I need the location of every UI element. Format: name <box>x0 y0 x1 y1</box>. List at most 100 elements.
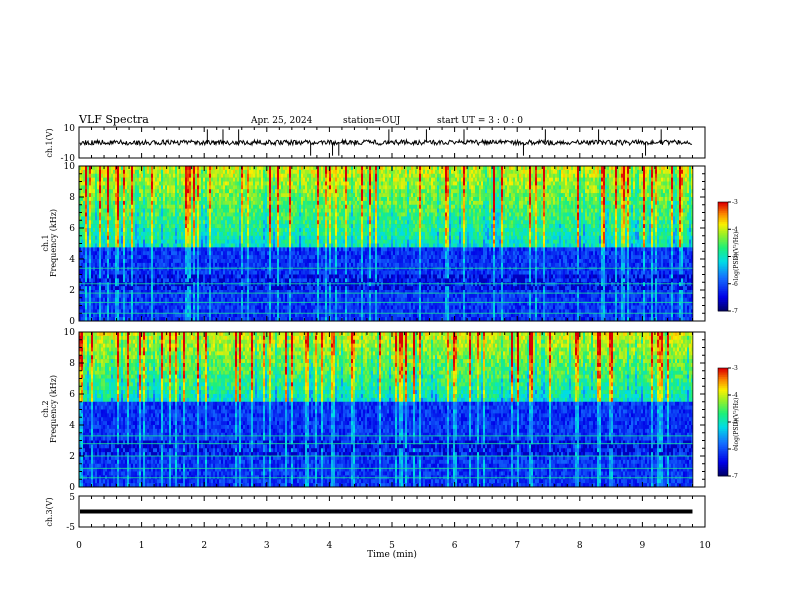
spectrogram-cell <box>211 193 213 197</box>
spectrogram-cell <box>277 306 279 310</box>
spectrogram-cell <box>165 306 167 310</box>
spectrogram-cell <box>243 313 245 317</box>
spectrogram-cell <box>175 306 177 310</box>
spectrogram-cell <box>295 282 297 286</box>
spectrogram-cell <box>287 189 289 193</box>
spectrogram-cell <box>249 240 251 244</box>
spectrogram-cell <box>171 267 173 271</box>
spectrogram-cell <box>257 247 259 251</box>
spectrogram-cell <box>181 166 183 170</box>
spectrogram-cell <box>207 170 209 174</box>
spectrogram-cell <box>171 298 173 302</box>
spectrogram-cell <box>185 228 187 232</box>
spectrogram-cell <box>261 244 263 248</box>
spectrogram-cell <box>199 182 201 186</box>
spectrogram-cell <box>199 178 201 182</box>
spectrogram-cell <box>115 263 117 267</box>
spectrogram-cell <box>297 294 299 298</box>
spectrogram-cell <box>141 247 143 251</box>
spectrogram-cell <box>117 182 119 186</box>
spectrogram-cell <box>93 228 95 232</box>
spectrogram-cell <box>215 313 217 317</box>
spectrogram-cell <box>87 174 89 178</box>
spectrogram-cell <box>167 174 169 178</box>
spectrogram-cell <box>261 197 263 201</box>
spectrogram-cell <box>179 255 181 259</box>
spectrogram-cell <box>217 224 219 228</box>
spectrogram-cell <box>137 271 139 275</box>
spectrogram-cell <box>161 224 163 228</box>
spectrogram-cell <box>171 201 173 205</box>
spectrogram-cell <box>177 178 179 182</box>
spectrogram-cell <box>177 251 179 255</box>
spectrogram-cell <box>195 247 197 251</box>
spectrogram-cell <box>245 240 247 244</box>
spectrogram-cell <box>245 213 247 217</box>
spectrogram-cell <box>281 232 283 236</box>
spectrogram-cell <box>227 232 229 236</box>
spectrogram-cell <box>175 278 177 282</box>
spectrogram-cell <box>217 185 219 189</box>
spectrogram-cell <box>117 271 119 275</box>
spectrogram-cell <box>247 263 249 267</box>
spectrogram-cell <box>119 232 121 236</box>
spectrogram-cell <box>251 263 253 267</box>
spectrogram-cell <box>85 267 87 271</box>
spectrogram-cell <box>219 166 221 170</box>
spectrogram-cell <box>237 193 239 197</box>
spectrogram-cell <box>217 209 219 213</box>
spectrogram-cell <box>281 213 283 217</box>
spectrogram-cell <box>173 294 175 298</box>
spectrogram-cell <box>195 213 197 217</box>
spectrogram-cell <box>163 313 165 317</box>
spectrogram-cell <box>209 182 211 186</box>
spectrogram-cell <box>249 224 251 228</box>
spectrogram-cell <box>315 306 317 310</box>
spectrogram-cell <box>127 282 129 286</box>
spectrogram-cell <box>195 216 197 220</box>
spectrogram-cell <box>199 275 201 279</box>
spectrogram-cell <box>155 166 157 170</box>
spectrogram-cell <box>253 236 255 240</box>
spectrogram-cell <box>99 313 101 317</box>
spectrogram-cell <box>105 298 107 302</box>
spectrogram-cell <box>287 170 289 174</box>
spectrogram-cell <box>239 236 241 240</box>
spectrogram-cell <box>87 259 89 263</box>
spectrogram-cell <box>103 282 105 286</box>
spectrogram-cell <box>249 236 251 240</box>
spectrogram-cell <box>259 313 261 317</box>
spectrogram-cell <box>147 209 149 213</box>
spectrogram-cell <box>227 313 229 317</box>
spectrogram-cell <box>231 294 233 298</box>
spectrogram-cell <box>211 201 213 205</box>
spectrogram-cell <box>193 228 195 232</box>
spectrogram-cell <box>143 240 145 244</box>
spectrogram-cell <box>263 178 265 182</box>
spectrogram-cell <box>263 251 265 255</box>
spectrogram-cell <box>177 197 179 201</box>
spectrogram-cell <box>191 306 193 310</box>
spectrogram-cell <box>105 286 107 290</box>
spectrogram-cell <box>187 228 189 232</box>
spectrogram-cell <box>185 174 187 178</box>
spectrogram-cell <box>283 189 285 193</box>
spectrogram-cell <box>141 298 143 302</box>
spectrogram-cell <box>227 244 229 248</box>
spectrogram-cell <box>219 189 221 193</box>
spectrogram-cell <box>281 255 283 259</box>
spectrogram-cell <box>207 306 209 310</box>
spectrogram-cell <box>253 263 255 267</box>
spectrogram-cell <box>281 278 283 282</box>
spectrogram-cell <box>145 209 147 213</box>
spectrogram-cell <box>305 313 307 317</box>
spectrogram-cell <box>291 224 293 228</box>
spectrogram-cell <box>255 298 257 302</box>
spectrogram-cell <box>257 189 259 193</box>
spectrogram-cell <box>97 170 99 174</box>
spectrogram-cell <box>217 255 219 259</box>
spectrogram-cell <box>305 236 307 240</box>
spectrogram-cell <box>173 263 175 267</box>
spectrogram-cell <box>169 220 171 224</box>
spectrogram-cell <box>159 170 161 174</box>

════════

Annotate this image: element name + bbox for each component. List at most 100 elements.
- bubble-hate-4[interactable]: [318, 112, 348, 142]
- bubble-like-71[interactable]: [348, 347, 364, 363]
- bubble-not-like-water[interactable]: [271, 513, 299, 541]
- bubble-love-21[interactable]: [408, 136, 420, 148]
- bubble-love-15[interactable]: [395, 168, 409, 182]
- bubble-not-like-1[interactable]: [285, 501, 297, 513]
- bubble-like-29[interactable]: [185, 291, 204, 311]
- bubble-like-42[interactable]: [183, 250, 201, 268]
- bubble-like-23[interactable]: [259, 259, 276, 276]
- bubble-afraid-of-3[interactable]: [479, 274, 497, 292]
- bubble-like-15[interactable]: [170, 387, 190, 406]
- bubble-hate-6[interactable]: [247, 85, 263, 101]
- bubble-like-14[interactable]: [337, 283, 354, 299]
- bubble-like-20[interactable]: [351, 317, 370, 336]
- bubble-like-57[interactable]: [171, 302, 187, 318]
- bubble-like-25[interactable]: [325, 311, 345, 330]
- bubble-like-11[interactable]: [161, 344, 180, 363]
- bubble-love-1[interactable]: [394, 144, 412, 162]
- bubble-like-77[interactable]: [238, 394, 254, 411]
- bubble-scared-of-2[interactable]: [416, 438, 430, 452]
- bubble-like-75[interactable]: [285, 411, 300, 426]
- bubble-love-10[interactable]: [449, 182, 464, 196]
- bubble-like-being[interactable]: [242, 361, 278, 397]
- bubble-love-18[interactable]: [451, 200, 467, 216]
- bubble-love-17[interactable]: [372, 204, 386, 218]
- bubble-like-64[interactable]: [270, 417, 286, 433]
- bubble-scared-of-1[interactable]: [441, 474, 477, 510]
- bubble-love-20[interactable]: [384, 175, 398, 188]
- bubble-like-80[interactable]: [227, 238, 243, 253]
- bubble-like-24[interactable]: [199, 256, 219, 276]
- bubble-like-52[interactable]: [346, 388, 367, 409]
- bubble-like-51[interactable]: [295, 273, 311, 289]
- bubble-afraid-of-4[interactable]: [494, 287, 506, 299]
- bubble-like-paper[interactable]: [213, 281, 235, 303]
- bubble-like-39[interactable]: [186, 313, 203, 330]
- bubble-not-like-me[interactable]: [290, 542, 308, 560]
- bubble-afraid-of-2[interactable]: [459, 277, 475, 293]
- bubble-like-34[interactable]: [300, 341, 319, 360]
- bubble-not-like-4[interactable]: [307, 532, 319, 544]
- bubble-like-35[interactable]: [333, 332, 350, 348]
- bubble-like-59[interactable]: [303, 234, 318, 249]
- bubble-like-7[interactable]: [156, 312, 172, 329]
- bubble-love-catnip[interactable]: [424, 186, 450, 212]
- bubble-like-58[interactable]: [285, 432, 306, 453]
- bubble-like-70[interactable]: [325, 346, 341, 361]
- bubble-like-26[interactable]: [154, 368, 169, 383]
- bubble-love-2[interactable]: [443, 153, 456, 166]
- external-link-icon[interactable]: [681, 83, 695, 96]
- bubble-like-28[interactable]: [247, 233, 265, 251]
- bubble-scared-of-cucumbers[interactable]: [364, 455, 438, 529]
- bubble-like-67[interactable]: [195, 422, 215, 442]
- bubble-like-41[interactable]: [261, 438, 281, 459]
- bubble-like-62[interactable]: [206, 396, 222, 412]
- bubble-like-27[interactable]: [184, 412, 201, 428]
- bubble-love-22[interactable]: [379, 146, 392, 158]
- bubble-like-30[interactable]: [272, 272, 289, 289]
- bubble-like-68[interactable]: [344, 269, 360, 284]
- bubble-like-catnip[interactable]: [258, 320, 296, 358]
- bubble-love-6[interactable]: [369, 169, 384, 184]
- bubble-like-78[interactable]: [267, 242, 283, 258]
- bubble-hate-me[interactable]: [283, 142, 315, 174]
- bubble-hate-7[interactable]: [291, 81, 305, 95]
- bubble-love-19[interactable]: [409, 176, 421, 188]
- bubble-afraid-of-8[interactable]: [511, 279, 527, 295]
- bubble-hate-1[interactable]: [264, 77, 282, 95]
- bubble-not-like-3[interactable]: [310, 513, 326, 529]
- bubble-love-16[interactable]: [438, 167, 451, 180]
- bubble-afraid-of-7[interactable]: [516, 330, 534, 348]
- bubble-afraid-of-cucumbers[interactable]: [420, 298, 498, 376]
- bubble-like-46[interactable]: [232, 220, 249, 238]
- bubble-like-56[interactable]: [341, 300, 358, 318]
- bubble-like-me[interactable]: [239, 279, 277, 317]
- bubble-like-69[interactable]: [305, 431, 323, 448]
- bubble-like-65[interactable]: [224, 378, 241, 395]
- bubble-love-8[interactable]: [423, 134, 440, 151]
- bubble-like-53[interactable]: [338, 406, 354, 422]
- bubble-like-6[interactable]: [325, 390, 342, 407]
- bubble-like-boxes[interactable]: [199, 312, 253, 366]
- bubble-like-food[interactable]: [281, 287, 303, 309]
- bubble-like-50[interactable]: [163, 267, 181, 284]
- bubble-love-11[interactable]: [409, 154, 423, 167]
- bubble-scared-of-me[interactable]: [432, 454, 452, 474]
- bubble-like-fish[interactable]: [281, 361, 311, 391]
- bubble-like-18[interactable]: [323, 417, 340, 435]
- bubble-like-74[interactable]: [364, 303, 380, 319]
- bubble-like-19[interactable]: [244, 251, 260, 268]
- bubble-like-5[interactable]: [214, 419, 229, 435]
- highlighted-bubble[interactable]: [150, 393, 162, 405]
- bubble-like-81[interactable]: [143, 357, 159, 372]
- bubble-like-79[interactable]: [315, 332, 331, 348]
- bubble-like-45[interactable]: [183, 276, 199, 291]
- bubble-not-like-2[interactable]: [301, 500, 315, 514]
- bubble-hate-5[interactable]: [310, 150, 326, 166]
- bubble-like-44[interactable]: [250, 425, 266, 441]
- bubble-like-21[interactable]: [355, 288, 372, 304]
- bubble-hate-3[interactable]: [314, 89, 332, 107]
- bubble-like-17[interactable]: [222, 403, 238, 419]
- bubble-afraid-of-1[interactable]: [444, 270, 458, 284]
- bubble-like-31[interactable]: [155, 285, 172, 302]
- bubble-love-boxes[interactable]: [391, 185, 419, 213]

════════

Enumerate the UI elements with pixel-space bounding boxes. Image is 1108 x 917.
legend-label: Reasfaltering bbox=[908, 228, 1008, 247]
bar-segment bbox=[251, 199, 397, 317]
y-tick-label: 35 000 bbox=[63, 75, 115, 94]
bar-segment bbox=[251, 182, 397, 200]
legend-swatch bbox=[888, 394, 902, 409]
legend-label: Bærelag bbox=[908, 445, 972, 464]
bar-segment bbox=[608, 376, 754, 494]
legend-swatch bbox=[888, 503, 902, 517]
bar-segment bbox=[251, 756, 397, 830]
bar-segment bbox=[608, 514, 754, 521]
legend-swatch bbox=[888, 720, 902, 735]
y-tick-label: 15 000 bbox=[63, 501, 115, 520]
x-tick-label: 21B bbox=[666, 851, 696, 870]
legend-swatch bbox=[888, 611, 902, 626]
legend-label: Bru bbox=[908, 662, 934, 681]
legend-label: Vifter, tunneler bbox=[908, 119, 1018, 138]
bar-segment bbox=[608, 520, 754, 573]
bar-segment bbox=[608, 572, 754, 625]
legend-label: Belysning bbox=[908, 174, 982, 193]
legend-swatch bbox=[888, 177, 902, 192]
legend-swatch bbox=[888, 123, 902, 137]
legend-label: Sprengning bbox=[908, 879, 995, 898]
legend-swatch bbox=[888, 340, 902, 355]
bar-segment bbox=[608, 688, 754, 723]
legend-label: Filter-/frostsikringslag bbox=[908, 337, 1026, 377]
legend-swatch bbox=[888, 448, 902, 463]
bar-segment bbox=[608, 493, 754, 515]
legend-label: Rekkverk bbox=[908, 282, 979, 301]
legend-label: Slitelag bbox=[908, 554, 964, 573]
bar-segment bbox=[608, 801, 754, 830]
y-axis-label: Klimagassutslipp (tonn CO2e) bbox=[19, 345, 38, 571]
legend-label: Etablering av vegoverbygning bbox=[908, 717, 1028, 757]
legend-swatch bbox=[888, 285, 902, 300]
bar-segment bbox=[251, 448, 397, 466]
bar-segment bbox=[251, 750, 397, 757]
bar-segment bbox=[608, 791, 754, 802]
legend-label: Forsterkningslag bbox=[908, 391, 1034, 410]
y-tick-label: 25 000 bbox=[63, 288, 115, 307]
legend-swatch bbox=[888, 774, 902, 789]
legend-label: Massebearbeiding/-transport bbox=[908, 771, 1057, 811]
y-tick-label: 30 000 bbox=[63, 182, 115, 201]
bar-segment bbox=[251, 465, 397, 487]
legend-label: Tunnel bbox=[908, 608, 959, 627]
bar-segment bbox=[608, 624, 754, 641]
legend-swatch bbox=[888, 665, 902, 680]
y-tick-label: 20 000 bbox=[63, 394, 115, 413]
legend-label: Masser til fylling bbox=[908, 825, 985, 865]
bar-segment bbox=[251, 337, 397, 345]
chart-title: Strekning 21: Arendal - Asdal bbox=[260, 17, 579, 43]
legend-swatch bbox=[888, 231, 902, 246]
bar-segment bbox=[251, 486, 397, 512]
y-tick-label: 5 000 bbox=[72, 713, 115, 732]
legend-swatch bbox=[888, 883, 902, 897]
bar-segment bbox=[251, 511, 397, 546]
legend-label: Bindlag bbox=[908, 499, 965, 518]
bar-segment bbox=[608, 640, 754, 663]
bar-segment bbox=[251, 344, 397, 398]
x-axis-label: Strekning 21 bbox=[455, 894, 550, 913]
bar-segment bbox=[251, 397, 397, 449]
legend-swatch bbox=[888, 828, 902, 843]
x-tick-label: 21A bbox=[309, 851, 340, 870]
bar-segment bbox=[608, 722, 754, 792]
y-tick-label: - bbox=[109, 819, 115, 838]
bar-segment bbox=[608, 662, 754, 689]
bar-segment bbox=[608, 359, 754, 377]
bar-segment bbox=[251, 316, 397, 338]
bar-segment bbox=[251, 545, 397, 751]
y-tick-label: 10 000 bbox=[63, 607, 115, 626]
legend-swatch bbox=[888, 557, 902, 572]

════════

Retype the records from the line with "spectrogram-cell <box>211 193 213 197</box>" up to and including the line with "spectrogram-cell <box>199 178 201 182</box>", character for character.

spectrogram-cell <box>211 193 213 197</box>
spectrogram-cell <box>277 306 279 310</box>
spectrogram-cell <box>165 306 167 310</box>
spectrogram-cell <box>243 313 245 317</box>
spectrogram-cell <box>175 306 177 310</box>
spectrogram-cell <box>295 282 297 286</box>
spectrogram-cell <box>287 189 289 193</box>
spectrogram-cell <box>249 240 251 244</box>
spectrogram-cell <box>171 267 173 271</box>
spectrogram-cell <box>257 247 259 251</box>
spectrogram-cell <box>181 166 183 170</box>
spectrogram-cell <box>207 170 209 174</box>
spectrogram-cell <box>171 298 173 302</box>
spectrogram-cell <box>185 228 187 232</box>
spectrogram-cell <box>261 244 263 248</box>
spectrogram-cell <box>199 182 201 186</box>
spectrogram-cell <box>199 178 201 182</box>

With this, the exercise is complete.